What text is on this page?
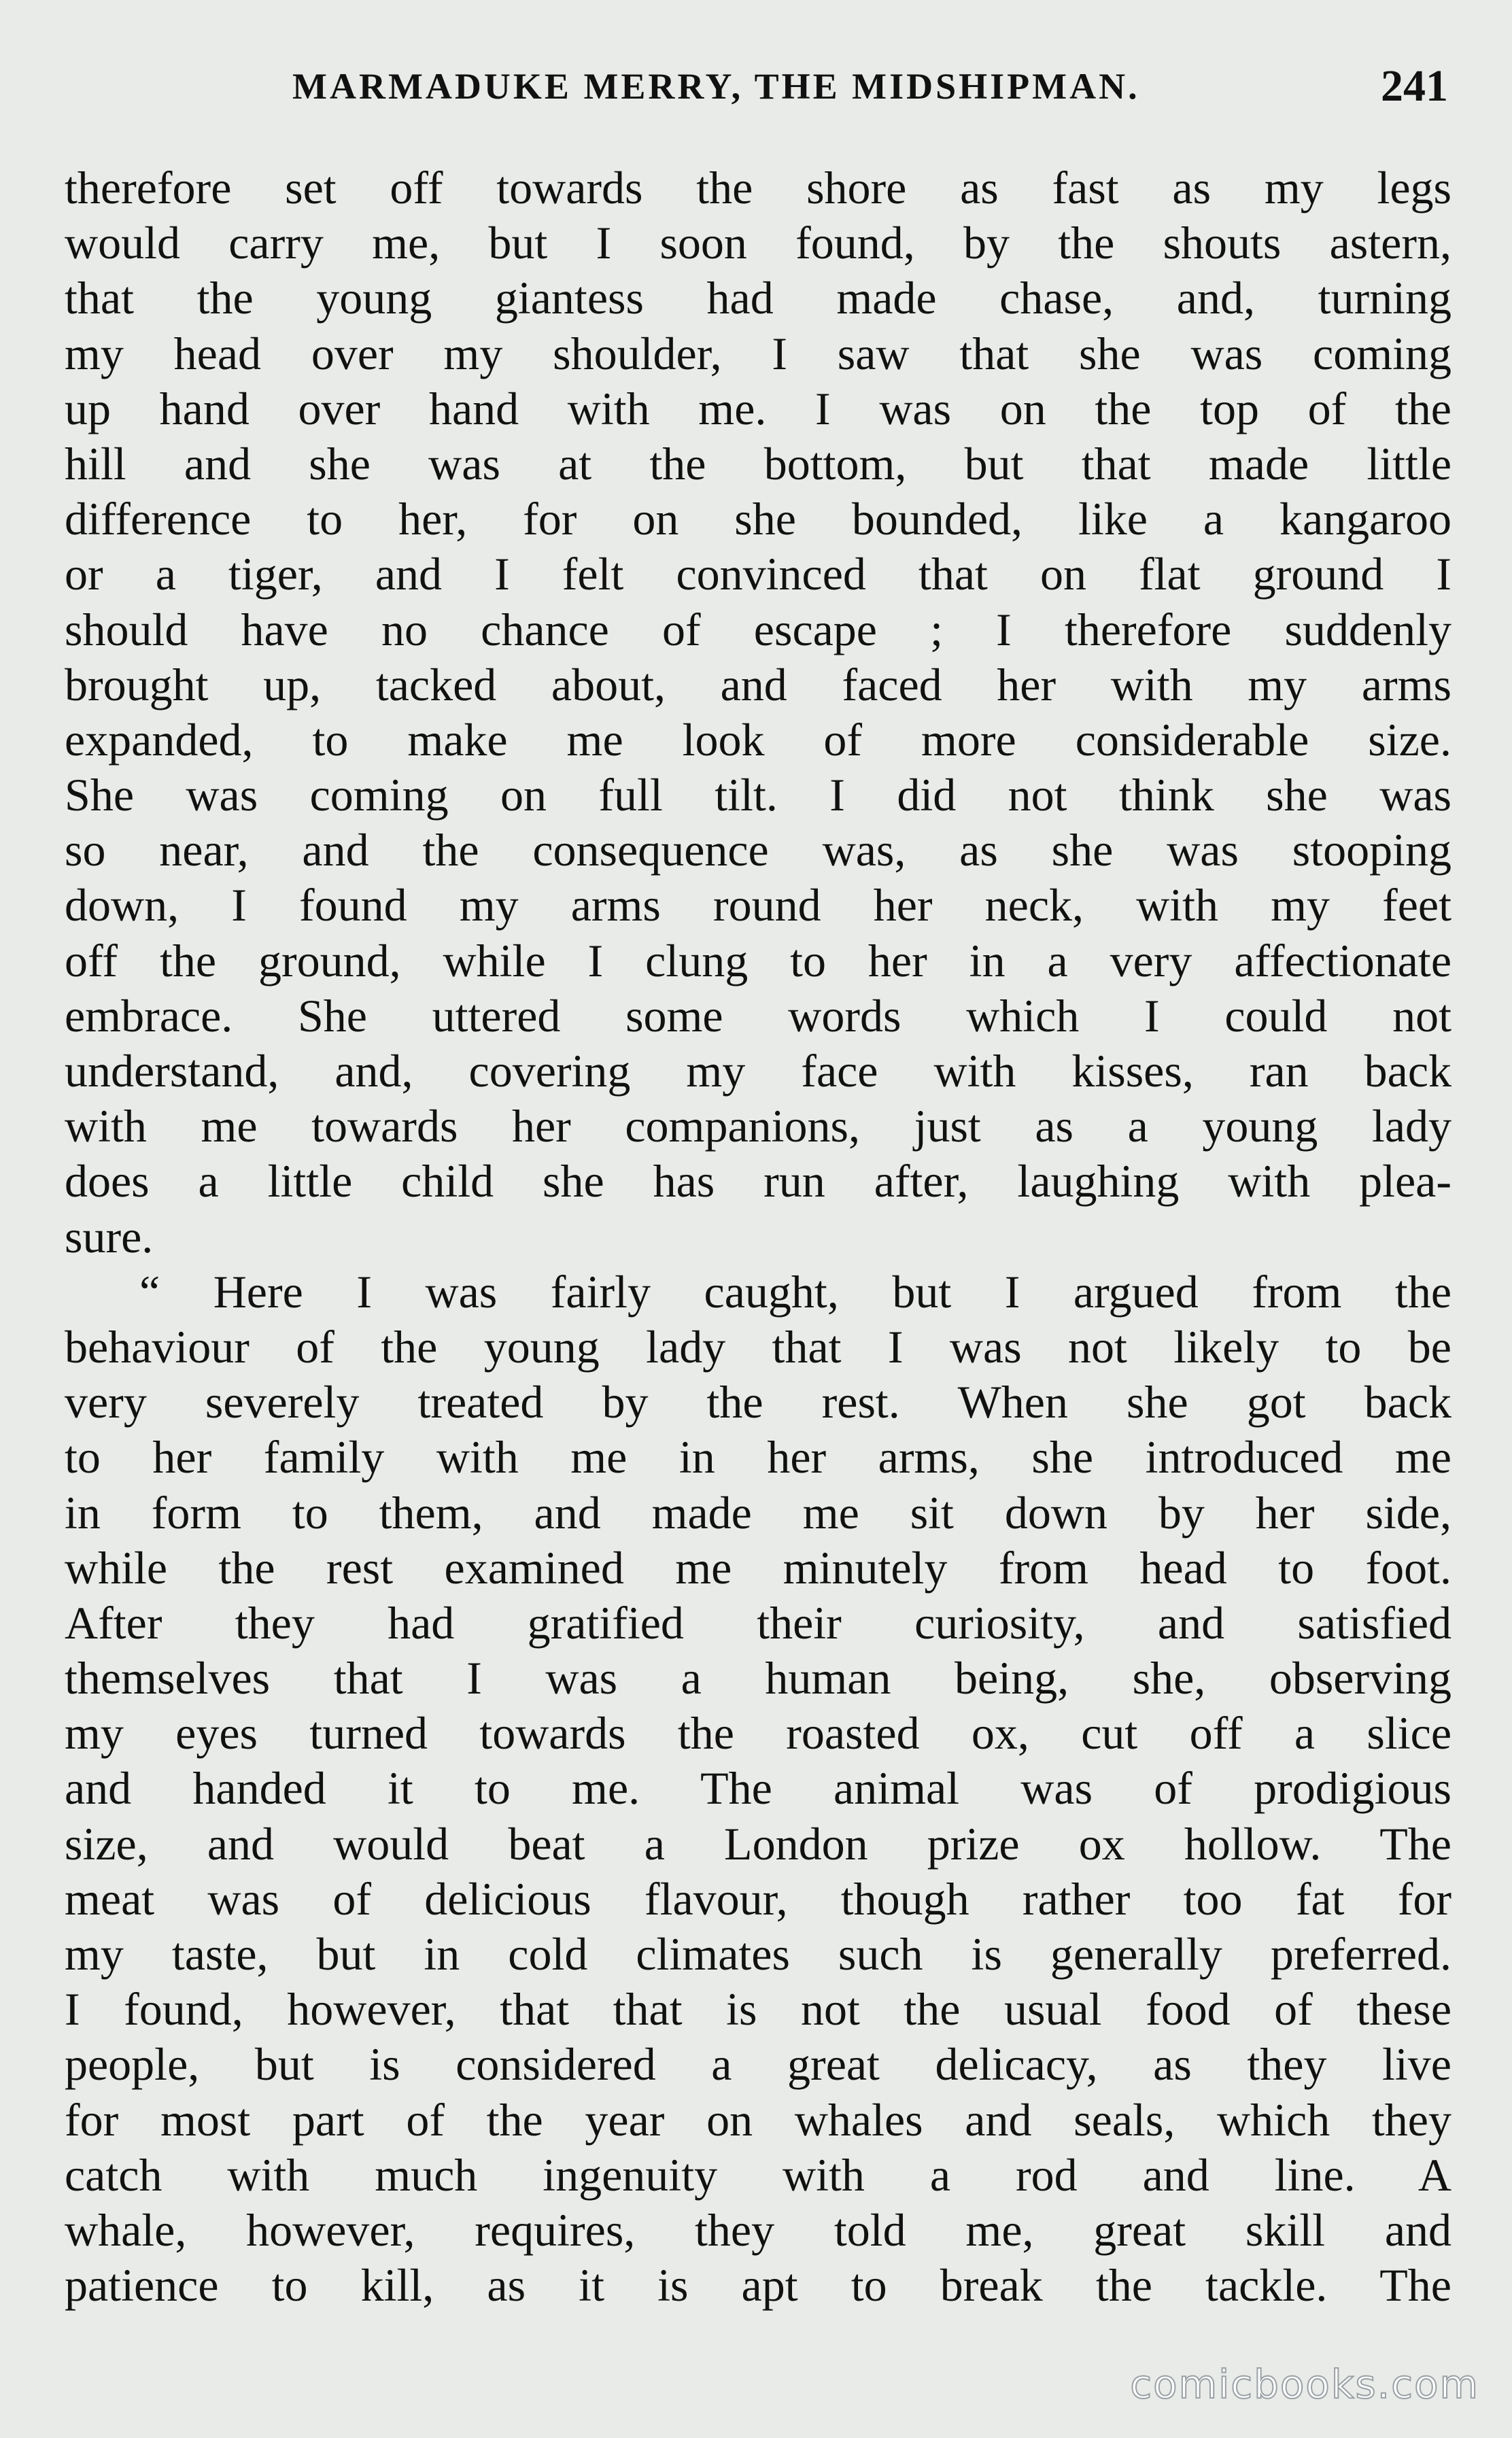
MARMADUKE MERRY, THE MIDSHIPMAN.	241
therefore set off towards the shore as fast as my legs
would carry me, but I soon found, by the shouts astern,
that the young giantess had made chase, and, turning
my head over my shoulder, I saw that she was coming
up hand over hand with me. I was on the top of the
hill and she was at the bottom, but that made little
difference to her, for on she bounded, like a kangaroo
or a tiger, and I felt convinced that on flat ground I
should have no chance of escape ; I therefore suddenly
brought up, tacked about, and faced her with my arms
expanded, to make me look of more considerable size.
She was coming on full tilt. I did not think she was
so near, and the consequence was, as she was stooping
down, I found my arms round her neck, with my feet
off the ground, while I clung to her in a very affectionate
embrace. She uttered some words which I could not
understand, and, covering my face with kisses, ran back
with me towards her companions, just as a young lady
does a little child she has run after, laughing with plea-
sure.
“ Here I was fairly caught, but I argued from the
behaviour of the young lady that I was not likely to be
very severely treated by the rest. When she got back
to her family with me in her arms, she introduced me
in form to them, and made me sit down by her side,
while the rest examined me minutely from head to foot.
After they had gratified their curiosity, and satisfied
themselves that I was a human being, she, observing
my eyes turned towards the roasted ox, cut off a slice
and handed it to me. The animal was of prodigious
size, and would beat a London prize ox hollow. The
meat was of delicious flavour, though rather too fat for
my taste, but in cold climates such is generally preferred.
I found, however, that that is not the usual food of these
people, but is considered a great delicacy, as they live
for most part of the year on whales and seals, which they
catch with much ingenuity with a rod and line. A
whale, however, requires, they told me, great skill and
patience to kill, as it is apt to break the tackle. The
comicbooks.com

- - -

--- Problem details ---
Repeat verbatim all the material, but not the pictures.

--- Final result ---
What text is on this page?
MARMADUKE MERRY, THE MIDSHIPMAN.	241
therefore set off towards the shore as fast as my legs
would carry me, but I soon found, by the shouts astern,
that the young giantess had made chase, and, turning
my head over my shoulder, I saw that she was coming
up hand over hand with me. I was on the top of the
hill and she was at the bottom, but that made little
difference to her, for on she bounded, like a kangaroo
or a tiger, and I felt convinced that on flat ground I
should have no chance of escape ; I therefore suddenly
brought up, tacked about, and faced her with my arms
expanded, to make me look of more considerable size.
She was coming on full tilt. I did not think she was
so near, and the consequence was, as she was stooping
down, I found my arms round her neck, with my feet
off the ground, while I clung to her in a very affectionate
embrace. She uttered some words which I could not
understand, and, covering my face with kisses, ran back
with me towards her companions, just as a young lady
does a little child she has run after, laughing with plea-
sure.
“ Here I was fairly caught, but I argued from the
behaviour of the young lady that I was not likely to be
very severely treated by the rest. When she got back
to her family with me in her arms, she introduced me
in form to them, and made me sit down by her side,
while the rest examined me minutely from head to foot.
After they had gratified their curiosity, and satisfied
themselves that I was a human being, she, observing
my eyes turned towards the roasted ox, cut off a slice
and handed it to me. The animal was of prodigious
size, and would beat a London prize ox hollow. The
meat was of delicious flavour, though rather too fat for
my taste, but in cold climates such is generally preferred.
I found, however, that that is not the usual food of these
people, but is considered a great delicacy, as they live
for most part of the year on whales and seals, which they
catch with much ingenuity with a rod and line. A
whale, however, requires, they told me, great skill and
patience to kill, as it is apt to break the tackle. The
comicbooks.com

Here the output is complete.